> **What is expected**
Without the images, write out all of the following entries exactly.

--- Begin Recorded data ---

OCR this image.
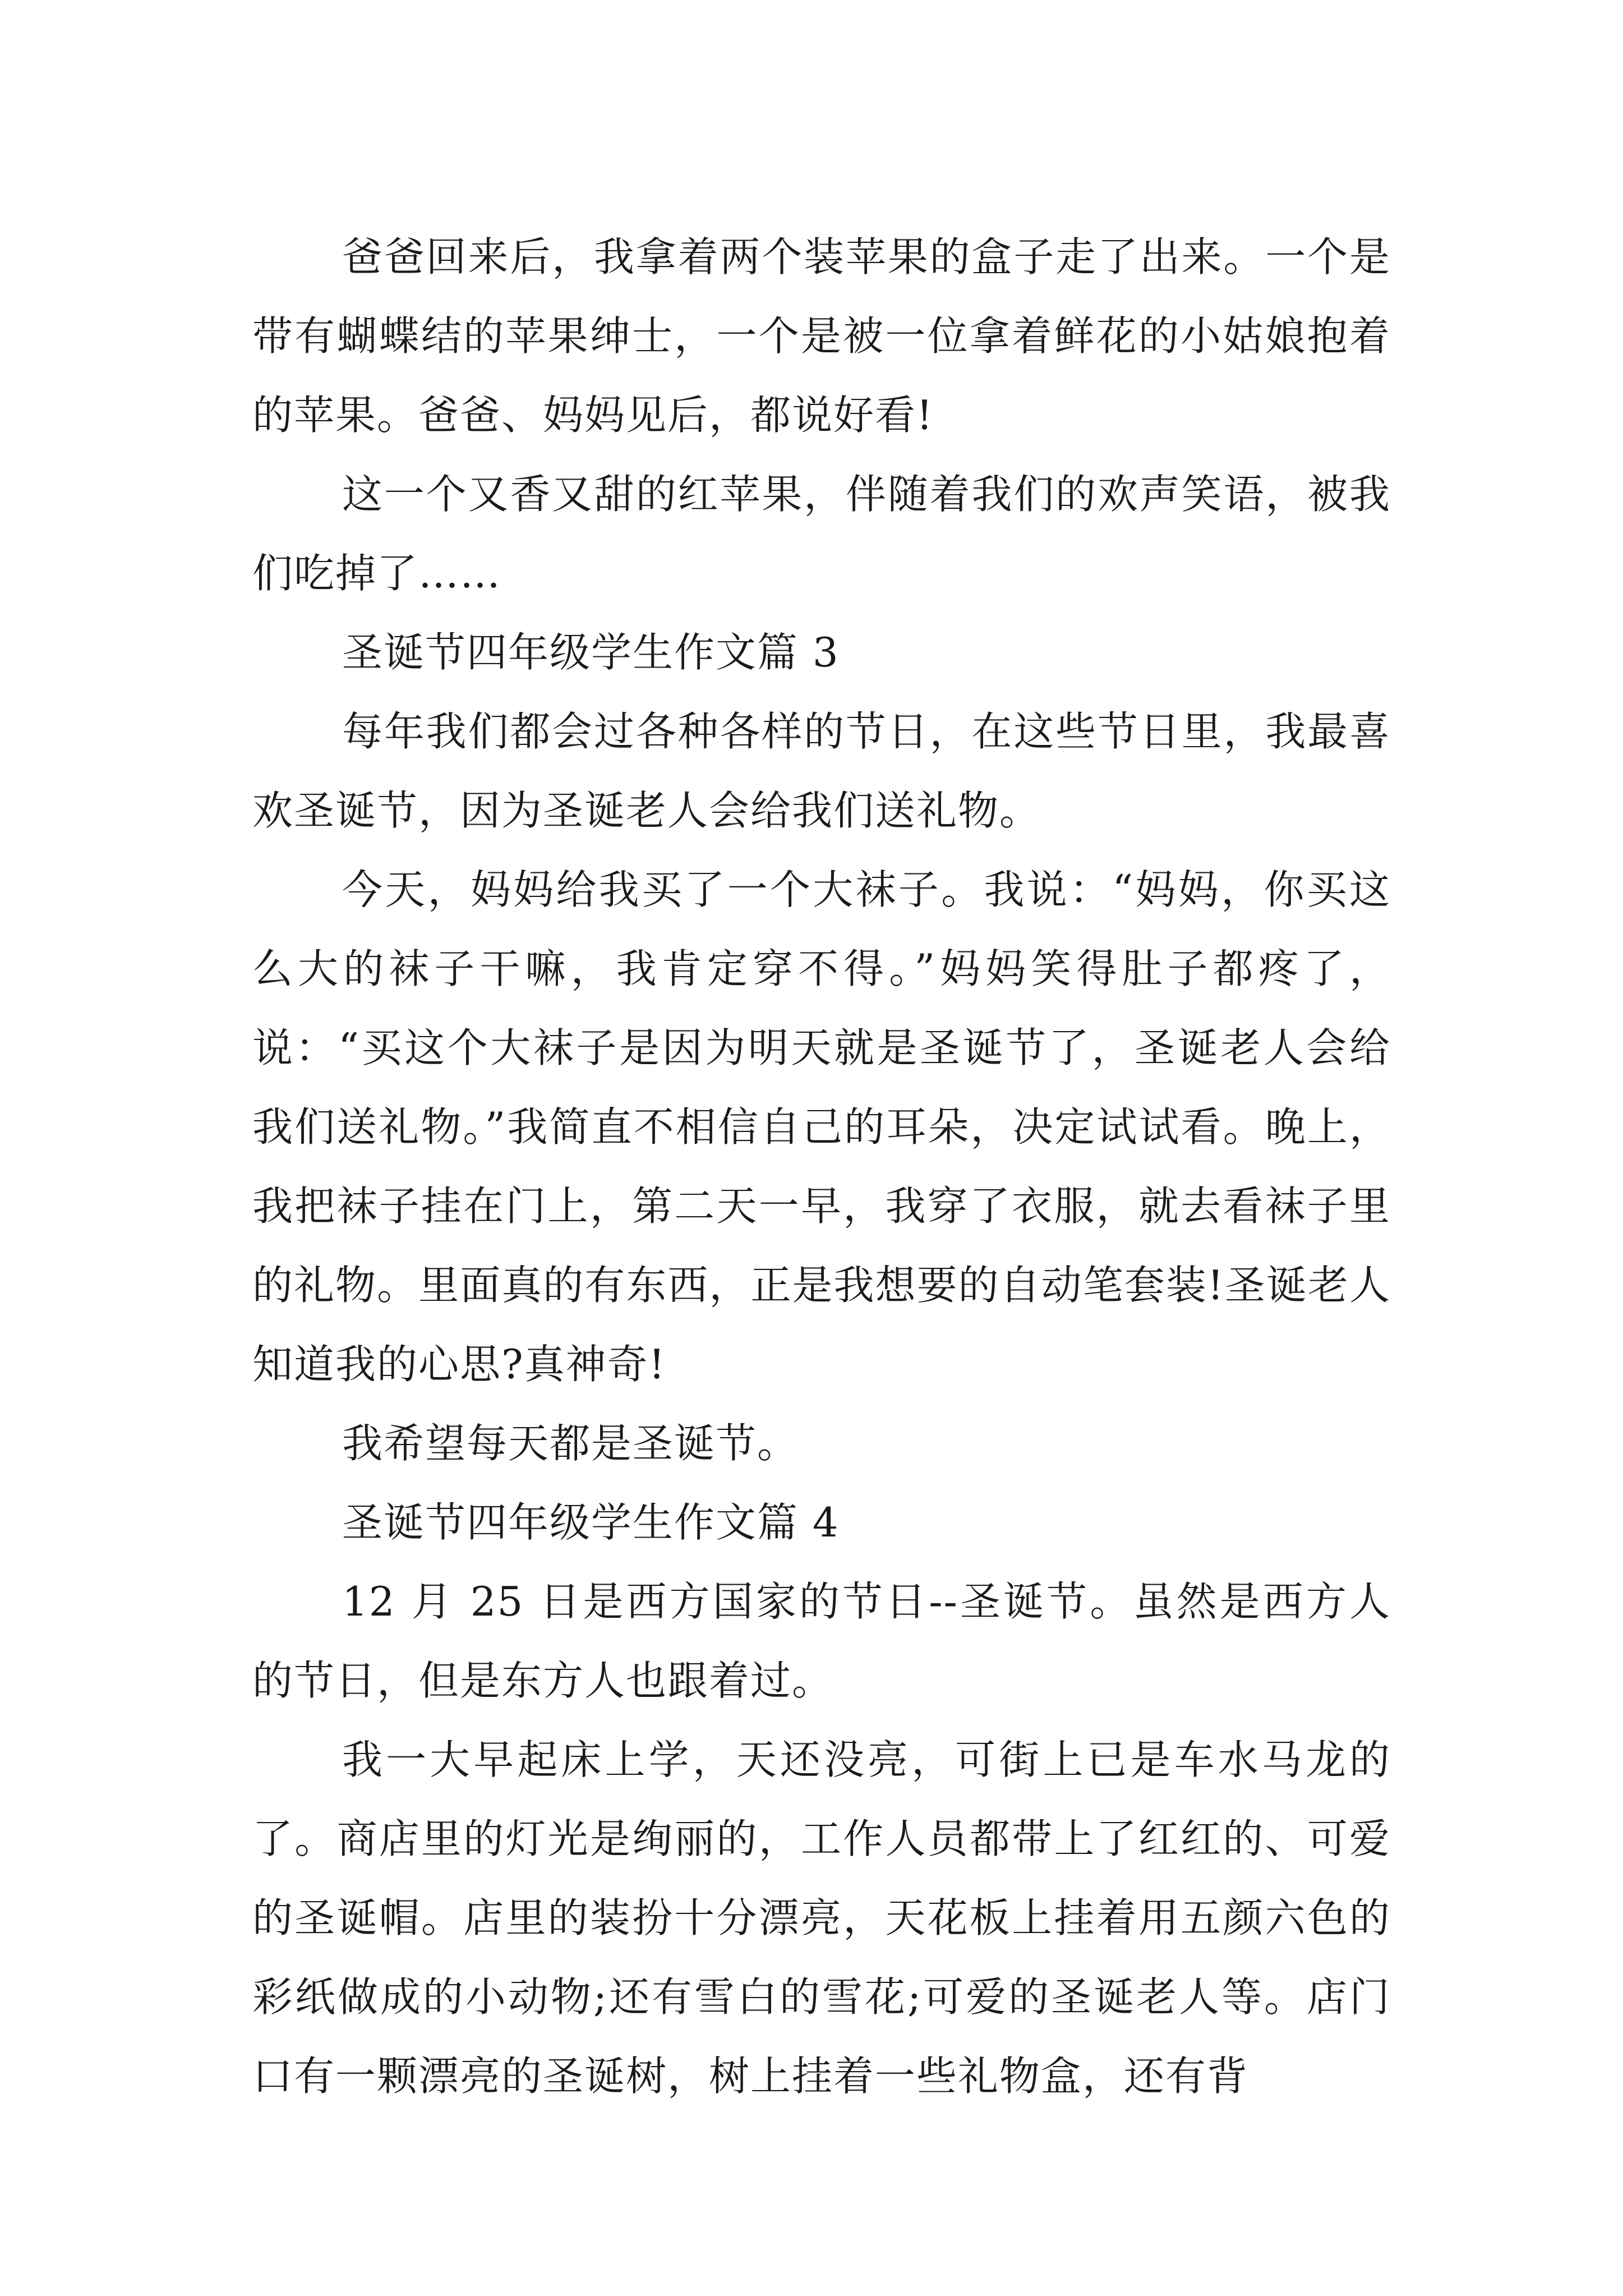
爸爸回来后，我拿着两个装苹果的盒子走了出来。一个是带有蝴蝶结的苹果绅士，一个是被一位拿着鲜花的小姑娘抱着的苹果。爸爸、妈妈见后，都说好看!

这一个又香又甜的红苹果，伴随着我们的欢声笑语，被我们吃掉了……

圣诞节四年级学生作文篇 3

每年我们都会过各种各样的节日，在这些节日里，我最喜欢圣诞节，因为圣诞老人会给我们送礼物。

今天，妈妈给我买了一个大袜子。我说：“妈妈，你买这么大的袜子干嘛，我肯定穿不得。”妈妈笑得肚子都疼了，说：“买这个大袜子是因为明天就是圣诞节了，圣诞老人会给我们送礼物。”我简直不相信自己的耳朵，决定试试看。晚上，我把袜子挂在门上，第二天一早，我穿了衣服，就去看袜子里的礼物。里面真的有东西，正是我想要的自动笔套装!圣诞老人知道我的心思?真神奇!

我希望每天都是圣诞节。

圣诞节四年级学生作文篇 4

12 月 25 日是西方国家的节日--圣诞节。虽然是西方人的节日，但是东方人也跟着过。

我一大早起床上学，天还没亮，可街上已是车水马龙的了。商店里的灯光是绚丽的，工作人员都带上了红红的、可爱的圣诞帽。店里的装扮十分漂亮，天花板上挂着用五颜六色的彩纸做成的小动物;还有雪白的雪花;可爱的圣诞老人等。店门口有一颗漂亮的圣诞树，树上挂着一些礼物盒，还有背
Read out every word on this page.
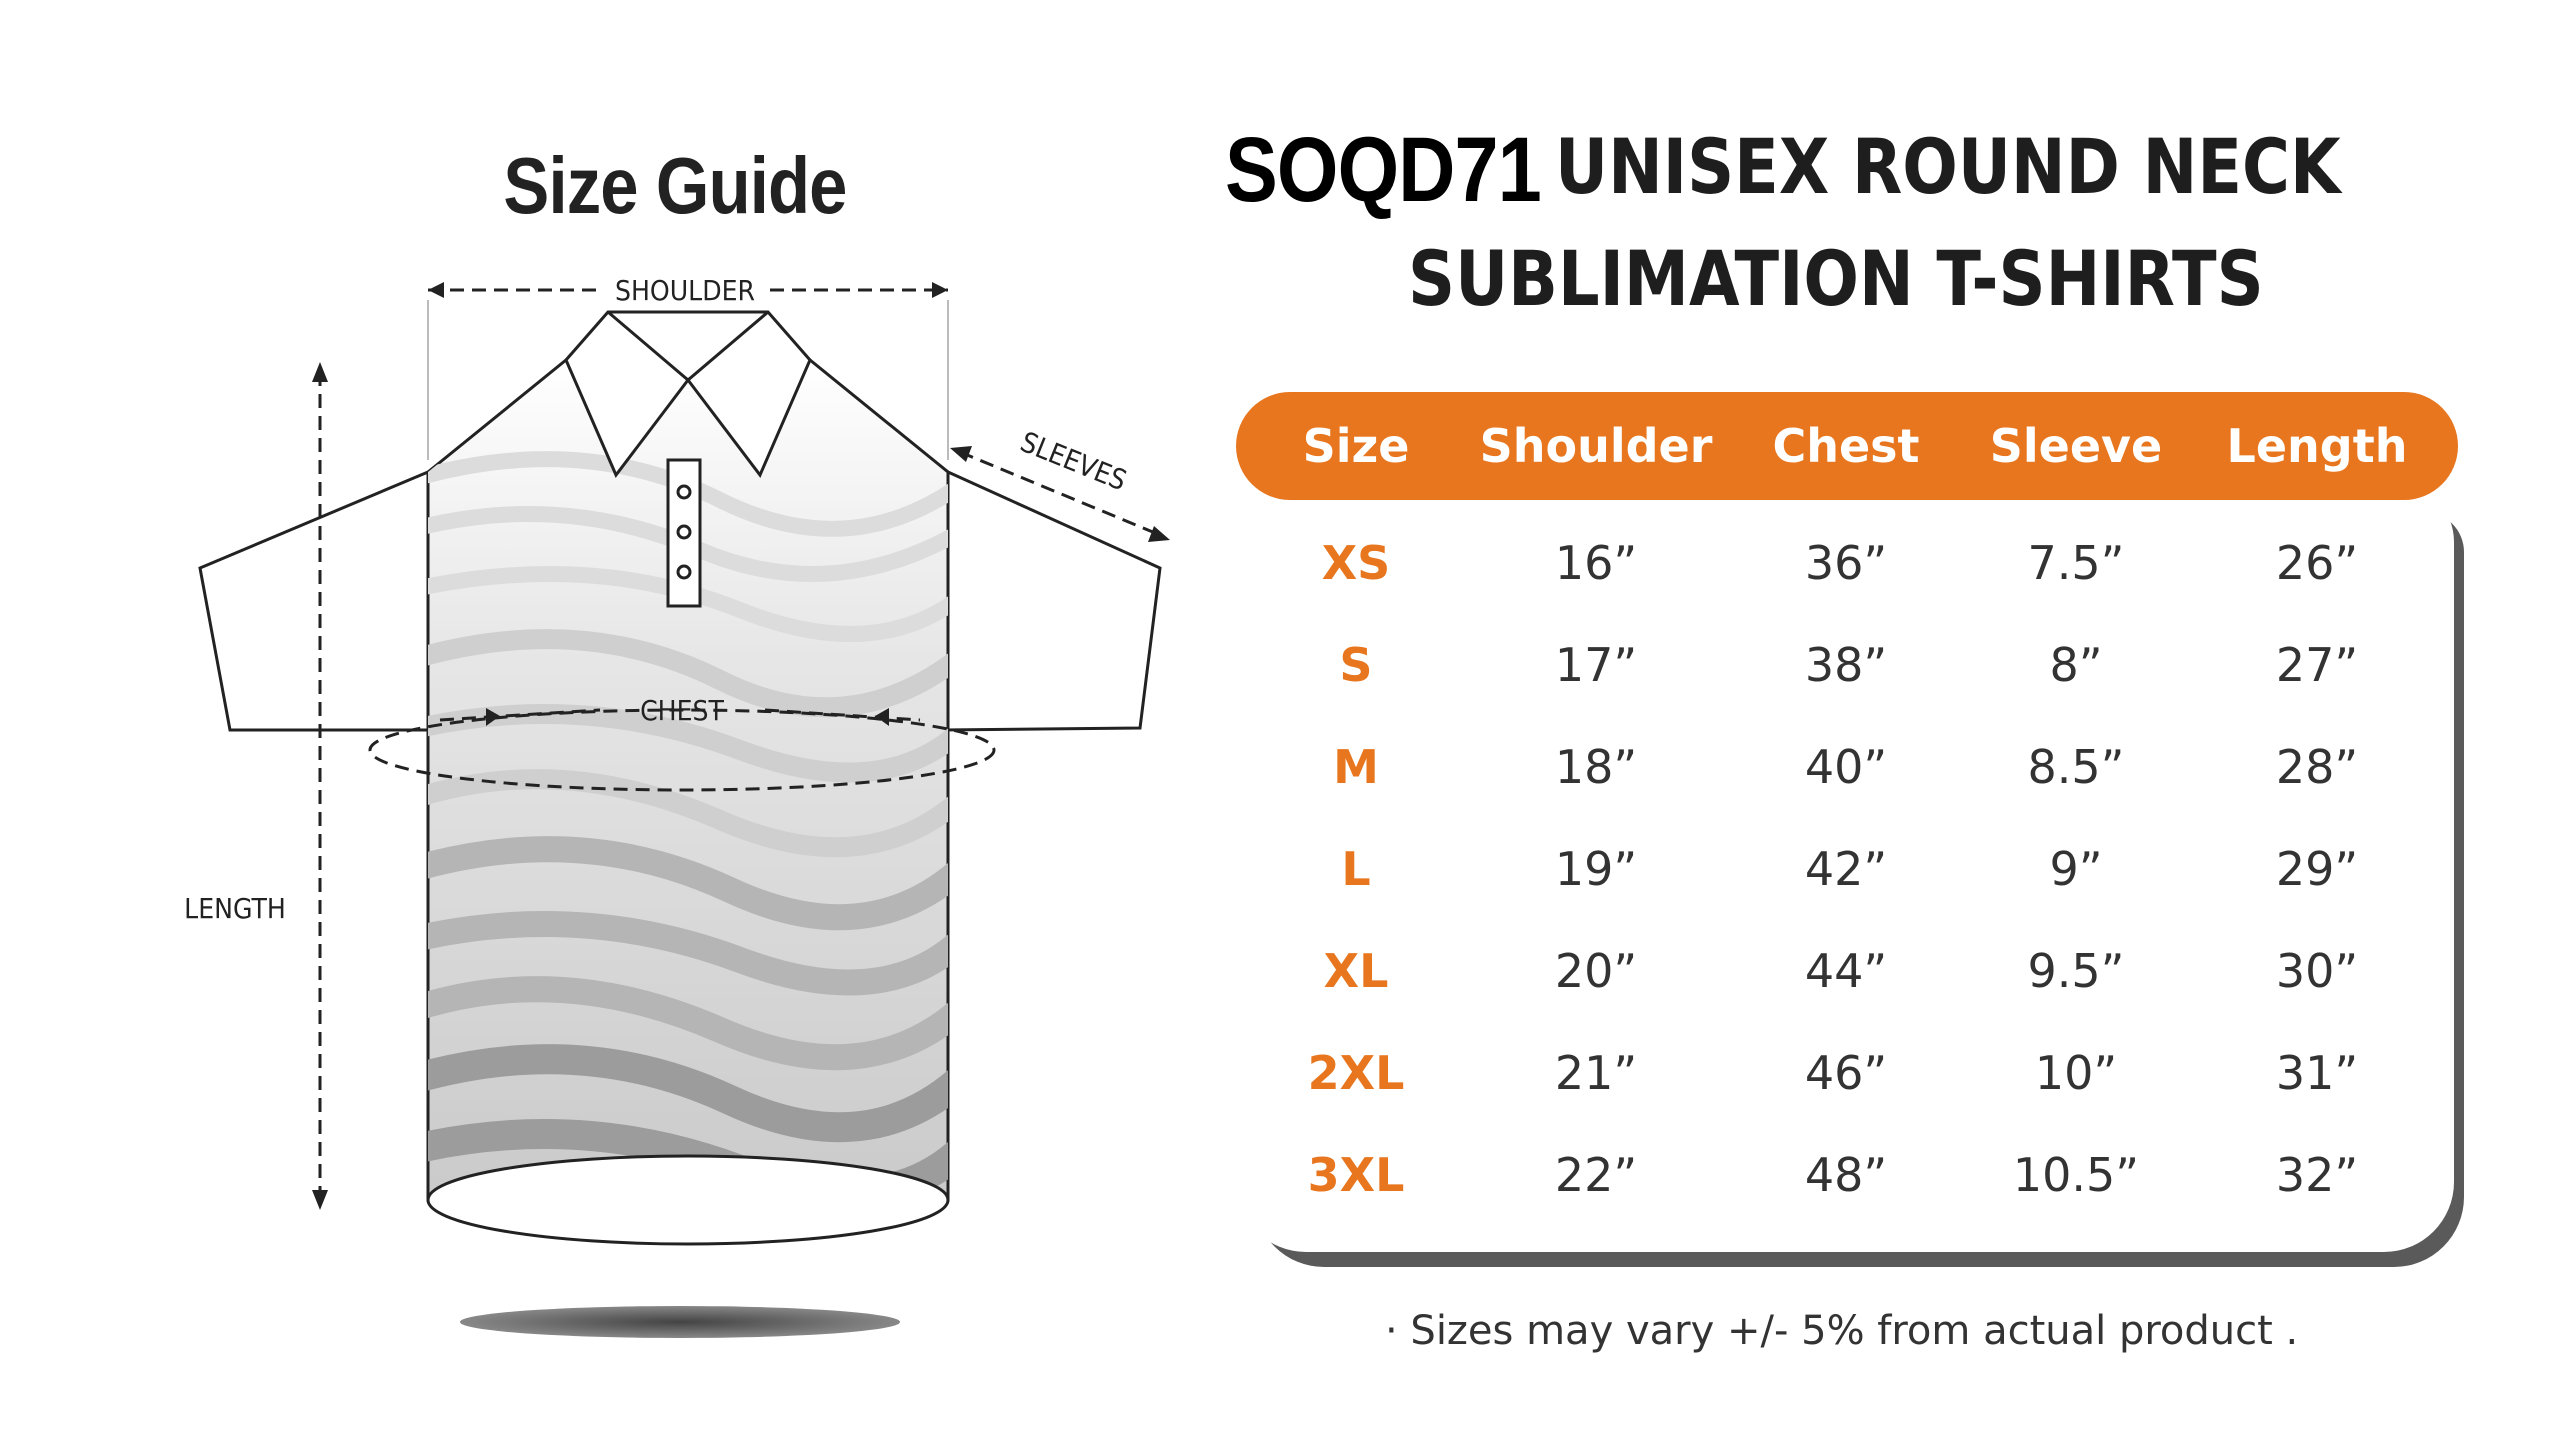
Size Guide
SHOULDER
SLEEVES
CHEST
LENGTH
SOQD71 UNISEX ROUND NECK
SUBLIMATION T-SHIRTS
Size	Shoulder	Chest	Sleeve	Length
XS	16”	36”	7.5”	26”
S	17”	38”	8”	27”
M	18”	40”	8.5”	28”
L	19”	42”	9”	29”
XL	20”	44”	9.5”	30”
2XL	21”	46”	10”	31”
3XL	22”	48”	10.5”	32”
· Sizes may vary +/- 5% from actual product .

--- End Recorded data ---

> **Exercise output**
OCR this image.
爸爸回来后，我拿着两个装苹果的盒子走了出来。一个是带有蝴蝶结的苹果绅士，一个是被一位拿着鲜花的小姑娘抱着的苹果。爸爸、妈妈见后，都说好看!

这一个又香又甜的红苹果，伴随着我们的欢声笑语，被我们吃掉了……

圣诞节四年级学生作文篇 3

每年我们都会过各种各样的节日，在这些节日里，我最喜欢圣诞节，因为圣诞老人会给我们送礼物。

今天，妈妈给我买了一个大袜子。我说：“妈妈，你买这么大的袜子干嘛，我肯定穿不得。”妈妈笑得肚子都疼了，说：“买这个大袜子是因为明天就是圣诞节了，圣诞老人会给我们送礼物。”我简直不相信自己的耳朵，决定试试看。晚上，我把袜子挂在门上，第二天一早，我穿了衣服，就去看袜子里的礼物。里面真的有东西，正是我想要的自动笔套装!圣诞老人知道我的心思?真神奇!

我希望每天都是圣诞节。

圣诞节四年级学生作文篇 4

12 月 25 日是西方国家的节日--圣诞节。虽然是西方人的节日，但是东方人也跟着过。

我一大早起床上学，天还没亮，可街上已是车水马龙的了。商店里的灯光是绚丽的，工作人员都带上了红红的、可爱的圣诞帽。店里的装扮十分漂亮，天花板上挂着用五颜六色的彩纸做成的小动物;还有雪白的雪花;可爱的圣诞老人等。店门口有一颗漂亮的圣诞树，树上挂着一些礼物盒，还有背
Read out every word on this page.
Size Guide
SHOULDER
SLEEVES
CHEST
LENGTH
SOQD71 UNISEX ROUND NECK
SUBLIMATION T-SHIRTS
Size	Shoulder	Chest	Sleeve	Length
XS	16”	36”	7.5”	26”
S	17”	38”	8”	27”
M	18”	40”	8.5”	28”
L	19”	42”	9”	29”
XL	20”	44”	9.5”	30”
2XL	21”	46”	10”	31”
3XL	22”	48”	10.5”	32”
· Sizes may vary +/- 5% from actual product .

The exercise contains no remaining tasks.